### STATED GOAL
From the entries that follow, extract each line holding the string "Version".

-- start of MATERIAL --

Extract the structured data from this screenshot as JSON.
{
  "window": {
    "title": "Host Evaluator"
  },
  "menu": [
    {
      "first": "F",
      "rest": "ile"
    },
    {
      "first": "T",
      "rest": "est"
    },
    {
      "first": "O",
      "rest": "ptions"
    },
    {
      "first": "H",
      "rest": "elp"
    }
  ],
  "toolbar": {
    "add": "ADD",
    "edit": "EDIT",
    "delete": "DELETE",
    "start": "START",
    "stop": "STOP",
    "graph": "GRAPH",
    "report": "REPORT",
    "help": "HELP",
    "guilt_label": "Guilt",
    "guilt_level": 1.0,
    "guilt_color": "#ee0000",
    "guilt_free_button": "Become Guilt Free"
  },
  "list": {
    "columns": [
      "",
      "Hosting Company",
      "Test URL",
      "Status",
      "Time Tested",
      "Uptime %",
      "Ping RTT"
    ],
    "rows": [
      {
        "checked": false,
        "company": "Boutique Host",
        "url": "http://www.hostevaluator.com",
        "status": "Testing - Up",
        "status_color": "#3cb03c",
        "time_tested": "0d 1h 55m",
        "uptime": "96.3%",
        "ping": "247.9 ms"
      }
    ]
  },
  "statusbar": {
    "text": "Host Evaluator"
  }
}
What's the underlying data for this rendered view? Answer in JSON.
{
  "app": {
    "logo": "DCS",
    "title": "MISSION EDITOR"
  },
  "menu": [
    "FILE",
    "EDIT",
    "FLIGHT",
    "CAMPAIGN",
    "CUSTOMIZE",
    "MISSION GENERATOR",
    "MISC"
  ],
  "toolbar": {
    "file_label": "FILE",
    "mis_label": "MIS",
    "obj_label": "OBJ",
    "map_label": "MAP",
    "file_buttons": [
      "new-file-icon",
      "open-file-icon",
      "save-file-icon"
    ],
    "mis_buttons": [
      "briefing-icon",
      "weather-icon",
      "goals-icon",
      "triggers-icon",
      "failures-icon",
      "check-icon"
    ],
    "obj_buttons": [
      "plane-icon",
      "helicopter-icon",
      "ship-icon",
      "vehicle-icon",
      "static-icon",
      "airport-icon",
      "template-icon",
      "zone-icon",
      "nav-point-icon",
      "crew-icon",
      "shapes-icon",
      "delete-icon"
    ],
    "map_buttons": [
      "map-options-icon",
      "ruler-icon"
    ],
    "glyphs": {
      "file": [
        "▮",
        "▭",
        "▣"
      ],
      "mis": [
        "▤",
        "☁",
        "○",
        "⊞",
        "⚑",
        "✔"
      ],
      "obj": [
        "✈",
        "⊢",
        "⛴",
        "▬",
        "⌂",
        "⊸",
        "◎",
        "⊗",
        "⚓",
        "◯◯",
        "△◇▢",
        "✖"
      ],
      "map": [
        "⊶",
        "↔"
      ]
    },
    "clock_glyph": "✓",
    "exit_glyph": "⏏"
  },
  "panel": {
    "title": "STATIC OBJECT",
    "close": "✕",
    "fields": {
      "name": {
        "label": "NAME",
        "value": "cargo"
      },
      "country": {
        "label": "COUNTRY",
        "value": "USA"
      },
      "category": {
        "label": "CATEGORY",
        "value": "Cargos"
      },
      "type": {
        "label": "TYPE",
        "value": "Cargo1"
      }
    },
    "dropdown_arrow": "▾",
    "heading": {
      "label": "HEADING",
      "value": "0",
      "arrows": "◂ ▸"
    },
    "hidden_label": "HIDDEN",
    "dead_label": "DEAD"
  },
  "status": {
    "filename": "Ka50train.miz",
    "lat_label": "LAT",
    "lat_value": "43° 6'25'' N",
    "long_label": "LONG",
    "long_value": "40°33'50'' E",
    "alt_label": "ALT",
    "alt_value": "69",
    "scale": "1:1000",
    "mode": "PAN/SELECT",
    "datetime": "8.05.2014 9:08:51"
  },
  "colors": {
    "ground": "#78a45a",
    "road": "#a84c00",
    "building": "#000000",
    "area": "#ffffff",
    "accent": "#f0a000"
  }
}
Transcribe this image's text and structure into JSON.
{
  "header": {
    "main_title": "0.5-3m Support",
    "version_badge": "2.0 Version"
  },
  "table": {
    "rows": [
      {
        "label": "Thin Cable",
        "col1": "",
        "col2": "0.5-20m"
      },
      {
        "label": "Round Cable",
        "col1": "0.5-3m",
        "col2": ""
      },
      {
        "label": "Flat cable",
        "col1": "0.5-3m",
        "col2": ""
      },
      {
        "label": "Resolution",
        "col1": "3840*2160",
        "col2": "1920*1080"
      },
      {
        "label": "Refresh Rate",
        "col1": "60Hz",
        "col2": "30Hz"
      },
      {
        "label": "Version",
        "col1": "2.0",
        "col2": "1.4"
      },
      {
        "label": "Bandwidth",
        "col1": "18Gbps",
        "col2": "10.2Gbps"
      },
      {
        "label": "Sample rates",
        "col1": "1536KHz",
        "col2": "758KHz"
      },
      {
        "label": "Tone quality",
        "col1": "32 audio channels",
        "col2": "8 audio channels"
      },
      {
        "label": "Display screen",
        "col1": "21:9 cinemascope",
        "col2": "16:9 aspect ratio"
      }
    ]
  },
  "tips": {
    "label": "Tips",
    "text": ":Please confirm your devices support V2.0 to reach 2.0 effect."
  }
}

-- end of MATERIAL --

### WORKED ANSWER
    "version_badge": "2.0 Version"
        "label": "Version",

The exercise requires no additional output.